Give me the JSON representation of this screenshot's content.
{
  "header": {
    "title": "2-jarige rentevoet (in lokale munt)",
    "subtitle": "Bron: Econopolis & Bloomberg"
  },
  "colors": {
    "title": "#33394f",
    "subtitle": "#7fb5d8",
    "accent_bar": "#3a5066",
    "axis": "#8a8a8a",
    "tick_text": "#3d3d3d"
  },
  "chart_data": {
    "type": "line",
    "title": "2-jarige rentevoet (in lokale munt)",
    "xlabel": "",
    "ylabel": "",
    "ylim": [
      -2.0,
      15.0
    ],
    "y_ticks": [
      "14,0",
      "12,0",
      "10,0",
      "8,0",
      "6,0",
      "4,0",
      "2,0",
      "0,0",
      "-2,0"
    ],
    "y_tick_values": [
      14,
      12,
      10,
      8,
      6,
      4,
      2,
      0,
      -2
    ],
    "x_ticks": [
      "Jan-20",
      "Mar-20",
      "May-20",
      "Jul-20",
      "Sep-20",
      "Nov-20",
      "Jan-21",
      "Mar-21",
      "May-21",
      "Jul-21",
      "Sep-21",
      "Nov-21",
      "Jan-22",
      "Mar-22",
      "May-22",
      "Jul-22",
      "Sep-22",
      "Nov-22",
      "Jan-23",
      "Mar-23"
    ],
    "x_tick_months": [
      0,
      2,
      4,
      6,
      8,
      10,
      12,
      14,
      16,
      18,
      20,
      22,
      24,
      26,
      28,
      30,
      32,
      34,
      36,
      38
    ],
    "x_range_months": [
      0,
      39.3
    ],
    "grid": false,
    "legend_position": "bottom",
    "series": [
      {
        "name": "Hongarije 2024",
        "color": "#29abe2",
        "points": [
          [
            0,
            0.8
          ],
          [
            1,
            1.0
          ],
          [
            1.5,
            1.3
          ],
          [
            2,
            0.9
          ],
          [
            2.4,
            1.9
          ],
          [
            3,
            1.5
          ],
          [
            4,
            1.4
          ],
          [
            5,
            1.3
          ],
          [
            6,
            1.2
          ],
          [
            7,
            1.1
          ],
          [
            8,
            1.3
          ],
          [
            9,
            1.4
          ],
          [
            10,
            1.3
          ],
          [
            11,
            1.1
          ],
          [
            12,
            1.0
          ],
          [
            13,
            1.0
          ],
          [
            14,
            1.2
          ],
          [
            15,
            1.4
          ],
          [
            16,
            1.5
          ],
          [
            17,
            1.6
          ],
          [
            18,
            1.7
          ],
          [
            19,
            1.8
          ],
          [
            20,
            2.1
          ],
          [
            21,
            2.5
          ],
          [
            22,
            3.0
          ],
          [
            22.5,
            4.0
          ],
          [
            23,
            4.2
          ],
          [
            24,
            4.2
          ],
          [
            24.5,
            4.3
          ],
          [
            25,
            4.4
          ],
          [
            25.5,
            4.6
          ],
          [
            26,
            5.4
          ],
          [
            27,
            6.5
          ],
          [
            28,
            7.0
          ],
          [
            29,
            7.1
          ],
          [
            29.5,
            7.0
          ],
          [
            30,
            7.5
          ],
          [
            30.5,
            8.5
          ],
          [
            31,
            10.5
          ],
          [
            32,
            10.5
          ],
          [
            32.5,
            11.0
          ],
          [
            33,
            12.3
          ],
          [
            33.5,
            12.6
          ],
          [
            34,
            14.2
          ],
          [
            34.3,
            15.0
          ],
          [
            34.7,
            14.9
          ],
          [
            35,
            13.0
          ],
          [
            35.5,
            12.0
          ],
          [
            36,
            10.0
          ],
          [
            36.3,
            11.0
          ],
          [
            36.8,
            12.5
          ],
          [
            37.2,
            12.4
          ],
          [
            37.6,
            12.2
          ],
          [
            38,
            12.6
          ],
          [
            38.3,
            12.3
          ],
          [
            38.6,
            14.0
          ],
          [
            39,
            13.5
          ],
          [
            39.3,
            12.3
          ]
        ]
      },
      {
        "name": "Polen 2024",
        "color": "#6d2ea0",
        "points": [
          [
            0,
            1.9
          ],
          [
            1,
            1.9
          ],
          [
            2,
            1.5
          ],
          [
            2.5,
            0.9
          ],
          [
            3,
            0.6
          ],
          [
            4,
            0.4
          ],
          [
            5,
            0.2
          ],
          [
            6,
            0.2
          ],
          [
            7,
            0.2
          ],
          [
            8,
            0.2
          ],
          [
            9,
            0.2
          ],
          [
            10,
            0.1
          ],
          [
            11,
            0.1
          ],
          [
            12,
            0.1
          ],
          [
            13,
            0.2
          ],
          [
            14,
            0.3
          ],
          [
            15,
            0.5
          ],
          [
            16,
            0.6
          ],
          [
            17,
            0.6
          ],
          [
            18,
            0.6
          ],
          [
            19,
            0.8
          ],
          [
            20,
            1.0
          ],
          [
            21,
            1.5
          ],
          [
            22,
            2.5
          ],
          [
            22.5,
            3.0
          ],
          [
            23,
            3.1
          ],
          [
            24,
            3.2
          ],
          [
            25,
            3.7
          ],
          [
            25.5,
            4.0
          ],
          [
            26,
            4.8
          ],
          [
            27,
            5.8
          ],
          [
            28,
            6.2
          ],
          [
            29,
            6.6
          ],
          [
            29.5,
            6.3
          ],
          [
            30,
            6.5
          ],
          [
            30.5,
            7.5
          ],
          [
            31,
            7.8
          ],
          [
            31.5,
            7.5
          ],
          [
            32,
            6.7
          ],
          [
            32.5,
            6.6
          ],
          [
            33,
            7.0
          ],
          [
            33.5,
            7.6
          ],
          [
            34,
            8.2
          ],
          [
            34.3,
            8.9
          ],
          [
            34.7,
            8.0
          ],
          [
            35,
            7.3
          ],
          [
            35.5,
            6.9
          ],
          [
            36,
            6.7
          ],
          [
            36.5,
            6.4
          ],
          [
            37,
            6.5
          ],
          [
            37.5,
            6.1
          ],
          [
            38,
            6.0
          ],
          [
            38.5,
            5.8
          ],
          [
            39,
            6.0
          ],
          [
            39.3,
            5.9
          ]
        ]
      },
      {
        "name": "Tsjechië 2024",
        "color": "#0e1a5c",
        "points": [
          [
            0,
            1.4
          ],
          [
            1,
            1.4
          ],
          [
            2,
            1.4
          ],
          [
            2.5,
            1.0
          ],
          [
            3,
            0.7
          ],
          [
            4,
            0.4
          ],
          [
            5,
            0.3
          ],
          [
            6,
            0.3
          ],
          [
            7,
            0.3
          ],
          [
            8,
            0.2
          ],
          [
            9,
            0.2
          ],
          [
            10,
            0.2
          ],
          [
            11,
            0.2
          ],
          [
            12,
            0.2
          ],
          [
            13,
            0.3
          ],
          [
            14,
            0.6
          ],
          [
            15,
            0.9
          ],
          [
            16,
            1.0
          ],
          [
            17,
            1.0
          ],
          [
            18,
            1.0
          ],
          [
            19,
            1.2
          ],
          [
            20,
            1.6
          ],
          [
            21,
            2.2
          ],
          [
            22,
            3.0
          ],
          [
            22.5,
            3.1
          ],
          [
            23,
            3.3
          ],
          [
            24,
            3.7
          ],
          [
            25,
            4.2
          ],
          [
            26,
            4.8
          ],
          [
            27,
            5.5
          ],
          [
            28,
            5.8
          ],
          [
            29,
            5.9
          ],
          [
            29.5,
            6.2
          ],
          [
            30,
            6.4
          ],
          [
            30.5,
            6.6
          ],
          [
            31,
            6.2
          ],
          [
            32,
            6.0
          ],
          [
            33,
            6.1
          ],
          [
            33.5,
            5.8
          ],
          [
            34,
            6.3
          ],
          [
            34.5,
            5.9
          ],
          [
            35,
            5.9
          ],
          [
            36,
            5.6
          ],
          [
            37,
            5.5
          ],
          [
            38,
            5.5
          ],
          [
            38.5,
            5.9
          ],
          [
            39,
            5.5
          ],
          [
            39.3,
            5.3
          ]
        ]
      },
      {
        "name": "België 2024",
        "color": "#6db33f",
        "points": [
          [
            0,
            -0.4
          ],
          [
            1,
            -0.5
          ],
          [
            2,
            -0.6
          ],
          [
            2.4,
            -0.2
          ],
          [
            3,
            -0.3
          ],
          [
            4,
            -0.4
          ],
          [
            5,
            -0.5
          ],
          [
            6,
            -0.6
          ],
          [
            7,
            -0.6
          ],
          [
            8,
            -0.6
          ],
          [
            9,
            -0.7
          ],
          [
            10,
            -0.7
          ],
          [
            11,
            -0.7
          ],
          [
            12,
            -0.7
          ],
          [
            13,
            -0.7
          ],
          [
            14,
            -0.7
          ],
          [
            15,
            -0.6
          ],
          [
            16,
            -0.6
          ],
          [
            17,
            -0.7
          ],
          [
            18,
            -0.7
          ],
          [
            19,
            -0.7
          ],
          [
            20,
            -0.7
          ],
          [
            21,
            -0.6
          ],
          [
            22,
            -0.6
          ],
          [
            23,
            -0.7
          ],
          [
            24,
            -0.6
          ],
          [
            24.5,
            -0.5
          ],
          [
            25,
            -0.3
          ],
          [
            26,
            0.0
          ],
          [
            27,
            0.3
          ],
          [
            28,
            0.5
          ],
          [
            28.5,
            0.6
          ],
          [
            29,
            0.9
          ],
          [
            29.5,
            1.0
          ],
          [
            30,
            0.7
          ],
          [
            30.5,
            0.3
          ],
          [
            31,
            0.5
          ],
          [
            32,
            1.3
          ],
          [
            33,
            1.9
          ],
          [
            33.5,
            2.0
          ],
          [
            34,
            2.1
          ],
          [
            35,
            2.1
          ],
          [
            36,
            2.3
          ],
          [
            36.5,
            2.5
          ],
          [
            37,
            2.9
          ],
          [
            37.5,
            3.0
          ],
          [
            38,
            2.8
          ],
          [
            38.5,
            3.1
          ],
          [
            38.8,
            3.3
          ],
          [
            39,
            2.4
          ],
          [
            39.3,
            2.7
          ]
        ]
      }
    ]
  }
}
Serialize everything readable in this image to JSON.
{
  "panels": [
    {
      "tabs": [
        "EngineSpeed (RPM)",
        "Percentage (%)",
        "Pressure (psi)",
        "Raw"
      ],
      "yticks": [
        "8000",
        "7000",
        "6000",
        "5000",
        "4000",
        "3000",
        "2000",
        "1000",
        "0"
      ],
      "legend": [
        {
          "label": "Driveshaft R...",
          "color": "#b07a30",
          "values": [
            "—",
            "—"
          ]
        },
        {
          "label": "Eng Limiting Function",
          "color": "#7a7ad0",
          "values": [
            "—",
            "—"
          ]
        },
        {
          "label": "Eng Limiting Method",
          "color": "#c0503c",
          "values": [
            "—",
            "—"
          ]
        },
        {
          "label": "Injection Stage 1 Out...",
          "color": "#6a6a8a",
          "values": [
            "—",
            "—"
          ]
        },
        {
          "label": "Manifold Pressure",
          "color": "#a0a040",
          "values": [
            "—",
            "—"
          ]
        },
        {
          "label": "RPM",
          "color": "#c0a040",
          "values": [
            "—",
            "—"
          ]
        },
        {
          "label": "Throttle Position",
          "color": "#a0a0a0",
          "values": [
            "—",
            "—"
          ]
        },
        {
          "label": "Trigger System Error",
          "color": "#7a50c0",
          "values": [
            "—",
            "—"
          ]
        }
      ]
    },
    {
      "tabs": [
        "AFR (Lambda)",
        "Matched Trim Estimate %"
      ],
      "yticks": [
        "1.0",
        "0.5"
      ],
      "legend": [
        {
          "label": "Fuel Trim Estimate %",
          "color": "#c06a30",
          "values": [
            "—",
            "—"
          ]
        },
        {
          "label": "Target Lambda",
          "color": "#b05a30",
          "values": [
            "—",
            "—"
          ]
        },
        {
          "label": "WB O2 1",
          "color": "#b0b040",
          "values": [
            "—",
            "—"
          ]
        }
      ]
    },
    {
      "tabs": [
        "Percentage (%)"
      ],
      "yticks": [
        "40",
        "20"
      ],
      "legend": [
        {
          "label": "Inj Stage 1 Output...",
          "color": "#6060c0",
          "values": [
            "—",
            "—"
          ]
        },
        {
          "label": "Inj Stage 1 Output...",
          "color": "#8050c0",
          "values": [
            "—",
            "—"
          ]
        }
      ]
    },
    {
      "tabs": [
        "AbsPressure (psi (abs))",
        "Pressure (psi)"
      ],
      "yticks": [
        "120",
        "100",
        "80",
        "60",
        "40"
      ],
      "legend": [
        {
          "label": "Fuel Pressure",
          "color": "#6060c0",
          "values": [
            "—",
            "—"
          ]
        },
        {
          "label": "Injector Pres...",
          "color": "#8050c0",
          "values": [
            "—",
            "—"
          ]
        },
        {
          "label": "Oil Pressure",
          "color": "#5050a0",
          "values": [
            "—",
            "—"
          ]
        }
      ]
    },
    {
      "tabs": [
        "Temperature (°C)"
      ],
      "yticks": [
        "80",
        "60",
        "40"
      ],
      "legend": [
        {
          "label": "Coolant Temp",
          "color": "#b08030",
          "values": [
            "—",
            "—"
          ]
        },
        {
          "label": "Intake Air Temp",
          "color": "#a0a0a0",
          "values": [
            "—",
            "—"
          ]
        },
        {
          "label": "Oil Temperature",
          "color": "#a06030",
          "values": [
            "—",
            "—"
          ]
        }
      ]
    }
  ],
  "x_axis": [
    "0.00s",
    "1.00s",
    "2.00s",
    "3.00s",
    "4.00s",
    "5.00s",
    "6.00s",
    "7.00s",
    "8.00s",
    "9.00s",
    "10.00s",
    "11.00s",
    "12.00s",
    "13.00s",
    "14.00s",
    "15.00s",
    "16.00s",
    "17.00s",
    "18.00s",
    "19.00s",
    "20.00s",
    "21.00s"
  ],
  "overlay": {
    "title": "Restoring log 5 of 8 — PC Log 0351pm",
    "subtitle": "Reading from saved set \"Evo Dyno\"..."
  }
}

-- What is needed --
Of all the lines in the listing above, how many contain the word "Limiting"? Answer with the number alone.

-- The output --
2